Labels

Overview

Pipeline labels are arbitrary key/value pairs attached to a pipeline manifest that allow you to categorize, organize, and filter pipelines during execution and reporting.

updatecli.yaml
name: "docs: update Golang version throughout the documentation"

# Pipeline labels: key/value pairs used to filter and organize pipelines in Updatecli and Udash.
labels:
  ecosystem: golang

actions:
  default:
    kind: github/pullrequest
    spec:
      # PR labels: applied to the pull request on the SCM (e.g. GitHub). Different from pipeline labels above.
      labels:
        - dependencies

These labels can be used for two main purposes:

  1. Filtering pipeline execution — Use labels to run only specific pipelines matching given criteria.

    For example, only apply pipelines tagged with ecosystem: golang:

    updatecli compose apply --labels="ecosystem:golang"

    Pipelines matching the filter will execute. Pipelines without the label or with a different value will be skipped.

  2. Filtering pipeline reports in Udash

Naming Conventions

Use descriptive, lowercase keys that identify a dimension. Here are common patterns:

By Ecosystem or Dependency

labels:
  ecosystem: golang

Pipelines with --labels="ecosystem:golang" will match. Pipelines without that label or with a different value will be skipped.

Pipelines with --labels="ecosystem:" will match all pipelines with an ecosystem label, regardless of its value. Pipelines without that label or with a different value will be skipped.

▶ **Task prompt**:
Please reproduce the pipeline labels documentation above in full, word for word.

▶ **Input data**:
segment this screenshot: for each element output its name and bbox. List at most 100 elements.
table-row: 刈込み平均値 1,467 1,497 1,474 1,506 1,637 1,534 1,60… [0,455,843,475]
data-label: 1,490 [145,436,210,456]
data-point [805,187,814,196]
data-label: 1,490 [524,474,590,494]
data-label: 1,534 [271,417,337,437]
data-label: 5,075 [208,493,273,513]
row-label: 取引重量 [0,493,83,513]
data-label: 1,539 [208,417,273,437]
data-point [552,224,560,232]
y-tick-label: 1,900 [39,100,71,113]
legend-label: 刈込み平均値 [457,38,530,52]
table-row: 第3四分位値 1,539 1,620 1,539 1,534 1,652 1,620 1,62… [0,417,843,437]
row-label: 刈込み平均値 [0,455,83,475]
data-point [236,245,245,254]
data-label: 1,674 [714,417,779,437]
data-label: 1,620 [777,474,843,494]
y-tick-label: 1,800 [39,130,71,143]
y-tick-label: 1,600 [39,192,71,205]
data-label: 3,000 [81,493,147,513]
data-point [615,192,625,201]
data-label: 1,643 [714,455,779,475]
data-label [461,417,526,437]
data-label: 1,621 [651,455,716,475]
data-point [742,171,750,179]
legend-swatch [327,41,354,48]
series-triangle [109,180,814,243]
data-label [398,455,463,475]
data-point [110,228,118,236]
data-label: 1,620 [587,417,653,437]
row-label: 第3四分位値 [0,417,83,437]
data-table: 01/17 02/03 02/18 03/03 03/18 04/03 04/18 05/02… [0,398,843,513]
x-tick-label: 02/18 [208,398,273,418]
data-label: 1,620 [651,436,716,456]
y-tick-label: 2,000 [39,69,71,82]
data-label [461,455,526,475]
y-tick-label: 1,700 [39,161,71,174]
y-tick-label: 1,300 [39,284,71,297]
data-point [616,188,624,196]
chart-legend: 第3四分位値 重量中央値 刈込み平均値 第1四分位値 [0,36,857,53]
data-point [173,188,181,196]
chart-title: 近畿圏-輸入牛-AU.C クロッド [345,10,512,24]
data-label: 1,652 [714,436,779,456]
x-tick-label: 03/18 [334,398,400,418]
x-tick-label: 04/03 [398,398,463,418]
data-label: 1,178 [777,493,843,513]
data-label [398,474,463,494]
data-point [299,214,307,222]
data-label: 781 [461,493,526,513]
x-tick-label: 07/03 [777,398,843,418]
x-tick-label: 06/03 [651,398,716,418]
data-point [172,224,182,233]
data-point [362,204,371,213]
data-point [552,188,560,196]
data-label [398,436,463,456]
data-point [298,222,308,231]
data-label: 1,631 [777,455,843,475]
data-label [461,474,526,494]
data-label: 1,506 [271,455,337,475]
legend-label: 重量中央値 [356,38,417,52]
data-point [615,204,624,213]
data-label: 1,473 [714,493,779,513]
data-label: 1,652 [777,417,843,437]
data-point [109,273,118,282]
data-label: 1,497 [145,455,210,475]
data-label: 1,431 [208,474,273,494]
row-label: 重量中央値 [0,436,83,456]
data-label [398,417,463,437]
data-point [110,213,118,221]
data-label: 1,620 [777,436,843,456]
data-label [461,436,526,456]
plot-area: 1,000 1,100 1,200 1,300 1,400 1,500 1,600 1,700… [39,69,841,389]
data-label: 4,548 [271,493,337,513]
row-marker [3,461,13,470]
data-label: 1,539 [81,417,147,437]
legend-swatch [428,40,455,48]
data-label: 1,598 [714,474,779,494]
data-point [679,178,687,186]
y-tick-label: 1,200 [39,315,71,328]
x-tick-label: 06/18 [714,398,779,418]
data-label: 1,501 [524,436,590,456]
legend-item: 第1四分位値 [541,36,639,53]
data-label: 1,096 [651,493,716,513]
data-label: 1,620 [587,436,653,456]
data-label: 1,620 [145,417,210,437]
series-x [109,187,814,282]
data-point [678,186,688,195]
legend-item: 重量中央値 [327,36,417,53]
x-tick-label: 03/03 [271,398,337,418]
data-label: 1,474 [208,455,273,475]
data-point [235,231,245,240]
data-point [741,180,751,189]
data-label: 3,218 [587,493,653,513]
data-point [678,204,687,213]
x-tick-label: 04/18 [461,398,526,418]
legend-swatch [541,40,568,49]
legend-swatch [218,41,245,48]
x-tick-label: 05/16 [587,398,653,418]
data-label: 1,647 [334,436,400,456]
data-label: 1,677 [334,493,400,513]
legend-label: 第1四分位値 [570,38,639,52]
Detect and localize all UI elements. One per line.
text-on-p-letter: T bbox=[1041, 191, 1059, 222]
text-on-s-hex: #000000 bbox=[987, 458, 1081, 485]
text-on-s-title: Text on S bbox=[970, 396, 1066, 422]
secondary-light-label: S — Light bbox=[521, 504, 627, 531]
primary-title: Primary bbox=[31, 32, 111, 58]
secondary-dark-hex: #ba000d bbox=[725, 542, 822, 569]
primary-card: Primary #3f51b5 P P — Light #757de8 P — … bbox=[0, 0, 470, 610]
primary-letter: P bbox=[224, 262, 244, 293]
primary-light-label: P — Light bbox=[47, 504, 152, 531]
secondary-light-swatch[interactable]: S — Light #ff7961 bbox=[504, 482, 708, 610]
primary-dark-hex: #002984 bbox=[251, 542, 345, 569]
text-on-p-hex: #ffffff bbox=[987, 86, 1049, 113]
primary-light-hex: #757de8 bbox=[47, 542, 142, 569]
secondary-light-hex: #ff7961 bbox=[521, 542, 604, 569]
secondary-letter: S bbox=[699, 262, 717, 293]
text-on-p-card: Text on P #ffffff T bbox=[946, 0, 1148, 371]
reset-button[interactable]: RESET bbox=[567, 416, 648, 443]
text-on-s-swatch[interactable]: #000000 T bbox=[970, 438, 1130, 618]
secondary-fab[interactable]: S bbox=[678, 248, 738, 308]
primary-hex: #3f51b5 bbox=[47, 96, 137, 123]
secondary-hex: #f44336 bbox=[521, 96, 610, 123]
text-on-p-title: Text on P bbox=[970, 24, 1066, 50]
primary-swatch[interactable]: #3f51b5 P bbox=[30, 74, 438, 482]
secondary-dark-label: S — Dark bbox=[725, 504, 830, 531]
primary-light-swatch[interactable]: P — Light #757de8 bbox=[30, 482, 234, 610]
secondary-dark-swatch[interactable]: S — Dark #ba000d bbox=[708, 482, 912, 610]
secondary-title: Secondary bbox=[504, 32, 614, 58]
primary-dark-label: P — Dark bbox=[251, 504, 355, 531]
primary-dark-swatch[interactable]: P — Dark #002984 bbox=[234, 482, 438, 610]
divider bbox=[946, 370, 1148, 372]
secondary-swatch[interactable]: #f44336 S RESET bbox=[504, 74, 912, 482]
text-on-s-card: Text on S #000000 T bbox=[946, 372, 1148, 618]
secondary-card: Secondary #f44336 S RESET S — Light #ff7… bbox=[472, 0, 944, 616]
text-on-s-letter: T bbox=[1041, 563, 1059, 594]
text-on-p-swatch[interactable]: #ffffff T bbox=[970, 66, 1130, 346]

▶ **Task result**:
Labels

Overview

Pipeline labels are arbitrary key/value pairs attached to a pipeline manifest that allow you to categorize, organize, and filter pipelines during execution and reporting.

updatecli.yaml
name: "docs: update Golang version throughout the documentation"

# Pipeline labels: key/value pairs used to filter and organize pipelines in Updatecli and Udash.
labels:
  ecosystem: golang

actions:
  default:
    kind: github/pullrequest
    spec:
      # PR labels: applied to the pull request on the SCM (e.g. GitHub). Different from pipeline labels above.
      labels:
        - dependencies

These labels can be used for two main purposes:

  1. Filtering pipeline execution — Use labels to run only specific pipelines matching given criteria.

    For example, only apply pipelines tagged with ecosystem: golang:

    updatecli compose apply --labels="ecosystem:golang"

    Pipelines matching the filter will execute. Pipelines without the label or with a different value will be skipped.

  2. Filtering pipeline reports in Udash

Naming Conventions

Use descriptive, lowercase keys that identify a dimension. Here are common patterns:

By Ecosystem or Dependency

labels:
  ecosystem: golang

Pipelines with --labels="ecosystem:golang" will match. Pipelines without that label or with a different value will be skipped.

Pipelines with --labels="ecosystem:" will match all pipelines with an ecosystem label, regardless of its value. Pipelines without that label or with a different value will be skipped.